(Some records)
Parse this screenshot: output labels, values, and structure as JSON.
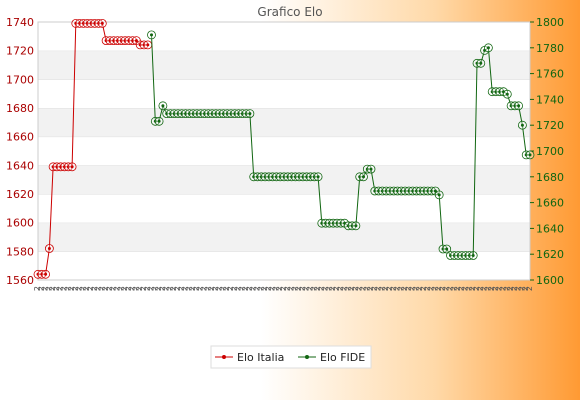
{
  "chart_data": {
    "type": "line",
    "title": "Grafico Elo",
    "left_axis": {
      "ylim": [
        1560,
        1740
      ],
      "ticks": [
        1560,
        1580,
        1600,
        1620,
        1640,
        1660,
        1680,
        1700,
        1720,
        1740
      ]
    },
    "right_axis": {
      "ylim": [
        1600,
        1800
      ],
      "ticks": [
        1600,
        1620,
        1640,
        1660,
        1680,
        1700,
        1720,
        1740,
        1760,
        1780,
        1800
      ]
    },
    "grid": "horizontal-banded",
    "legend_position": "bottom-center",
    "x_tick_label": "2",
    "x": [
      0,
      1,
      2,
      3,
      4,
      5,
      6,
      7,
      8,
      9,
      10,
      11,
      12,
      13,
      14,
      15,
      16,
      17,
      18,
      19,
      20,
      21,
      22,
      23,
      24,
      25,
      26,
      27,
      28,
      29,
      30,
      31,
      32,
      33,
      34,
      35,
      36,
      37,
      38,
      39,
      40,
      41,
      42,
      43,
      44,
      45,
      46,
      47,
      48,
      49,
      50,
      51,
      52,
      53,
      54,
      55,
      56,
      57,
      58,
      59,
      60,
      61,
      62,
      63,
      64,
      65,
      66,
      67,
      68,
      69,
      70,
      71,
      72,
      73,
      74,
      75,
      76,
      77,
      78,
      79,
      80,
      81,
      82,
      83,
      84,
      85,
      86,
      87,
      88,
      89,
      90,
      91,
      92,
      93,
      94,
      95,
      96,
      97,
      98,
      99,
      100,
      101,
      102,
      103,
      104,
      105,
      106,
      107,
      108,
      109,
      110,
      111,
      112,
      113,
      114,
      115
    ],
    "series": [
      {
        "name": "Elo Italia",
        "axis": "left",
        "color": "#cc0000",
        "points": [
          [
            0,
            1564
          ],
          [
            1,
            1564
          ],
          [
            2,
            1564
          ],
          [
            3,
            1582
          ],
          [
            4,
            1639
          ],
          [
            5,
            1639
          ],
          [
            6,
            1639
          ],
          [
            7,
            1639
          ],
          [
            8,
            1639
          ],
          [
            9,
            1639
          ],
          [
            10,
            1739
          ],
          [
            11,
            1739
          ],
          [
            12,
            1739
          ],
          [
            13,
            1739
          ],
          [
            14,
            1739
          ],
          [
            15,
            1739
          ],
          [
            16,
            1739
          ],
          [
            17,
            1739
          ],
          [
            18,
            1727
          ],
          [
            19,
            1727
          ],
          [
            20,
            1727
          ],
          [
            21,
            1727
          ],
          [
            22,
            1727
          ],
          [
            23,
            1727
          ],
          [
            24,
            1727
          ],
          [
            25,
            1727
          ],
          [
            26,
            1727
          ],
          [
            27,
            1724
          ],
          [
            28,
            1724
          ],
          [
            29,
            1724
          ]
        ]
      },
      {
        "name": "Elo FIDE",
        "axis": "right",
        "color": "#116611",
        "points": [
          [
            30,
            1790
          ],
          [
            31,
            1723
          ],
          [
            32,
            1723
          ],
          [
            33,
            1735
          ],
          [
            34,
            1729
          ],
          [
            35,
            1729
          ],
          [
            36,
            1729
          ],
          [
            37,
            1729
          ],
          [
            38,
            1729
          ],
          [
            39,
            1729
          ],
          [
            40,
            1729
          ],
          [
            41,
            1729
          ],
          [
            42,
            1729
          ],
          [
            43,
            1729
          ],
          [
            44,
            1729
          ],
          [
            45,
            1729
          ],
          [
            46,
            1729
          ],
          [
            47,
            1729
          ],
          [
            48,
            1729
          ],
          [
            49,
            1729
          ],
          [
            50,
            1729
          ],
          [
            51,
            1729
          ],
          [
            52,
            1729
          ],
          [
            53,
            1729
          ],
          [
            54,
            1729
          ],
          [
            55,
            1729
          ],
          [
            56,
            1729
          ],
          [
            57,
            1680
          ],
          [
            58,
            1680
          ],
          [
            59,
            1680
          ],
          [
            60,
            1680
          ],
          [
            61,
            1680
          ],
          [
            62,
            1680
          ],
          [
            63,
            1680
          ],
          [
            64,
            1680
          ],
          [
            65,
            1680
          ],
          [
            66,
            1680
          ],
          [
            67,
            1680
          ],
          [
            68,
            1680
          ],
          [
            69,
            1680
          ],
          [
            70,
            1680
          ],
          [
            71,
            1680
          ],
          [
            72,
            1680
          ],
          [
            73,
            1680
          ],
          [
            74,
            1680
          ],
          [
            75,
            1644
          ],
          [
            76,
            1644
          ],
          [
            77,
            1644
          ],
          [
            78,
            1644
          ],
          [
            79,
            1644
          ],
          [
            80,
            1644
          ],
          [
            81,
            1644
          ],
          [
            82,
            1642
          ],
          [
            83,
            1642
          ],
          [
            84,
            1642
          ],
          [
            85,
            1680
          ],
          [
            86,
            1680
          ],
          [
            87,
            1686
          ],
          [
            88,
            1686
          ],
          [
            89,
            1669
          ],
          [
            90,
            1669
          ],
          [
            91,
            1669
          ],
          [
            92,
            1669
          ],
          [
            93,
            1669
          ],
          [
            94,
            1669
          ],
          [
            95,
            1669
          ],
          [
            96,
            1669
          ],
          [
            97,
            1669
          ],
          [
            98,
            1669
          ],
          [
            99,
            1669
          ],
          [
            100,
            1669
          ],
          [
            101,
            1669
          ],
          [
            102,
            1669
          ],
          [
            103,
            1669
          ],
          [
            104,
            1669
          ],
          [
            105,
            1669
          ],
          [
            106,
            1666
          ],
          [
            107,
            1624
          ],
          [
            108,
            1624
          ],
          [
            109,
            1619
          ],
          [
            110,
            1619
          ],
          [
            111,
            1619
          ],
          [
            112,
            1619
          ],
          [
            113,
            1619
          ],
          [
            114,
            1619
          ],
          [
            115,
            1619
          ]
        ]
      }
    ],
    "series_continued": {
      "name": "Elo FIDE",
      "points": [
        [
          116,
          1768
        ],
        [
          117,
          1768
        ],
        [
          118,
          1778
        ],
        [
          119,
          1780
        ],
        [
          120,
          1746
        ],
        [
          121,
          1746
        ],
        [
          122,
          1746
        ],
        [
          123,
          1746
        ],
        [
          124,
          1744
        ],
        [
          125,
          1735
        ],
        [
          126,
          1735
        ],
        [
          127,
          1735
        ],
        [
          128,
          1720
        ],
        [
          129,
          1697
        ],
        [
          130,
          1697
        ]
      ]
    }
  }
}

GIVEN TASK.
Give back every line exactly as it stands, pictures excluded.

TASK RESPONSE.
Parse this screenshot: output labels, values, and structure as JSON.
{
  "chart_data": {
    "type": "line",
    "title": "Grafico Elo",
    "left_axis": {
      "ylim": [
        1560,
        1740
      ],
      "ticks": [
        1560,
        1580,
        1600,
        1620,
        1640,
        1660,
        1680,
        1700,
        1720,
        1740
      ]
    },
    "right_axis": {
      "ylim": [
        1600,
        1800
      ],
      "ticks": [
        1600,
        1620,
        1640,
        1660,
        1680,
        1700,
        1720,
        1740,
        1760,
        1780,
        1800
      ]
    },
    "grid": "horizontal-banded",
    "legend_position": "bottom-center",
    "x_tick_label": "2",
    "x": [
      0,
      1,
      2,
      3,
      4,
      5,
      6,
      7,
      8,
      9,
      10,
      11,
      12,
      13,
      14,
      15,
      16,
      17,
      18,
      19,
      20,
      21,
      22,
      23,
      24,
      25,
      26,
      27,
      28,
      29,
      30,
      31,
      32,
      33,
      34,
      35,
      36,
      37,
      38,
      39,
      40,
      41,
      42,
      43,
      44,
      45,
      46,
      47,
      48,
      49,
      50,
      51,
      52,
      53,
      54,
      55,
      56,
      57,
      58,
      59,
      60,
      61,
      62,
      63,
      64,
      65,
      66,
      67,
      68,
      69,
      70,
      71,
      72,
      73,
      74,
      75,
      76,
      77,
      78,
      79,
      80,
      81,
      82,
      83,
      84,
      85,
      86,
      87,
      88,
      89,
      90,
      91,
      92,
      93,
      94,
      95,
      96,
      97,
      98,
      99,
      100,
      101,
      102,
      103,
      104,
      105,
      106,
      107,
      108,
      109,
      110,
      111,
      112,
      113,
      114,
      115
    ],
    "series": [
      {
        "name": "Elo Italia",
        "axis": "left",
        "color": "#cc0000",
        "points": [
          [
            0,
            1564
          ],
          [
            1,
            1564
          ],
          [
            2,
            1564
          ],
          [
            3,
            1582
          ],
          [
            4,
            1639
          ],
          [
            5,
            1639
          ],
          [
            6,
            1639
          ],
          [
            7,
            1639
          ],
          [
            8,
            1639
          ],
          [
            9,
            1639
          ],
          [
            10,
            1739
          ],
          [
            11,
            1739
          ],
          [
            12,
            1739
          ],
          [
            13,
            1739
          ],
          [
            14,
            1739
          ],
          [
            15,
            1739
          ],
          [
            16,
            1739
          ],
          [
            17,
            1739
          ],
          [
            18,
            1727
          ],
          [
            19,
            1727
          ],
          [
            20,
            1727
          ],
          [
            21,
            1727
          ],
          [
            22,
            1727
          ],
          [
            23,
            1727
          ],
          [
            24,
            1727
          ],
          [
            25,
            1727
          ],
          [
            26,
            1727
          ],
          [
            27,
            1724
          ],
          [
            28,
            1724
          ],
          [
            29,
            1724
          ]
        ]
      },
      {
        "name": "Elo FIDE",
        "axis": "right",
        "color": "#116611",
        "points": [
          [
            30,
            1790
          ],
          [
            31,
            1723
          ],
          [
            32,
            1723
          ],
          [
            33,
            1735
          ],
          [
            34,
            1729
          ],
          [
            35,
            1729
          ],
          [
            36,
            1729
          ],
          [
            37,
            1729
          ],
          [
            38,
            1729
          ],
          [
            39,
            1729
          ],
          [
            40,
            1729
          ],
          [
            41,
            1729
          ],
          [
            42,
            1729
          ],
          [
            43,
            1729
          ],
          [
            44,
            1729
          ],
          [
            45,
            1729
          ],
          [
            46,
            1729
          ],
          [
            47,
            1729
          ],
          [
            48,
            1729
          ],
          [
            49,
            1729
          ],
          [
            50,
            1729
          ],
          [
            51,
            1729
          ],
          [
            52,
            1729
          ],
          [
            53,
            1729
          ],
          [
            54,
            1729
          ],
          [
            55,
            1729
          ],
          [
            56,
            1729
          ],
          [
            57,
            1680
          ],
          [
            58,
            1680
          ],
          [
            59,
            1680
          ],
          [
            60,
            1680
          ],
          [
            61,
            1680
          ],
          [
            62,
            1680
          ],
          [
            63,
            1680
          ],
          [
            64,
            1680
          ],
          [
            65,
            1680
          ],
          [
            66,
            1680
          ],
          [
            67,
            1680
          ],
          [
            68,
            1680
          ],
          [
            69,
            1680
          ],
          [
            70,
            1680
          ],
          [
            71,
            1680
          ],
          [
            72,
            1680
          ],
          [
            73,
            1680
          ],
          [
            74,
            1680
          ],
          [
            75,
            1644
          ],
          [
            76,
            1644
          ],
          [
            77,
            1644
          ],
          [
            78,
            1644
          ],
          [
            79,
            1644
          ],
          [
            80,
            1644
          ],
          [
            81,
            1644
          ],
          [
            82,
            1642
          ],
          [
            83,
            1642
          ],
          [
            84,
            1642
          ],
          [
            85,
            1680
          ],
          [
            86,
            1680
          ],
          [
            87,
            1686
          ],
          [
            88,
            1686
          ],
          [
            89,
            1669
          ],
          [
            90,
            1669
          ],
          [
            91,
            1669
          ],
          [
            92,
            1669
          ],
          [
            93,
            1669
          ],
          [
            94,
            1669
          ],
          [
            95,
            1669
          ],
          [
            96,
            1669
          ],
          [
            97,
            1669
          ],
          [
            98,
            1669
          ],
          [
            99,
            1669
          ],
          [
            100,
            1669
          ],
          [
            101,
            1669
          ],
          [
            102,
            1669
          ],
          [
            103,
            1669
          ],
          [
            104,
            1669
          ],
          [
            105,
            1669
          ],
          [
            106,
            1666
          ],
          [
            107,
            1624
          ],
          [
            108,
            1624
          ],
          [
            109,
            1619
          ],
          [
            110,
            1619
          ],
          [
            111,
            1619
          ],
          [
            112,
            1619
          ],
          [
            113,
            1619
          ],
          [
            114,
            1619
          ],
          [
            115,
            1619
          ]
        ]
      }
    ],
    "series_continued": {
      "name": "Elo FIDE",
      "points": [
        [
          116,
          1768
        ],
        [
          117,
          1768
        ],
        [
          118,
          1778
        ],
        [
          119,
          1780
        ],
        [
          120,
          1746
        ],
        [
          121,
          1746
        ],
        [
          122,
          1746
        ],
        [
          123,
          1746
        ],
        [
          124,
          1744
        ],
        [
          125,
          1735
        ],
        [
          126,
          1735
        ],
        [
          127,
          1735
        ],
        [
          128,
          1720
        ],
        [
          129,
          1697
        ],
        [
          130,
          1697
        ]
      ]
    }
  }
}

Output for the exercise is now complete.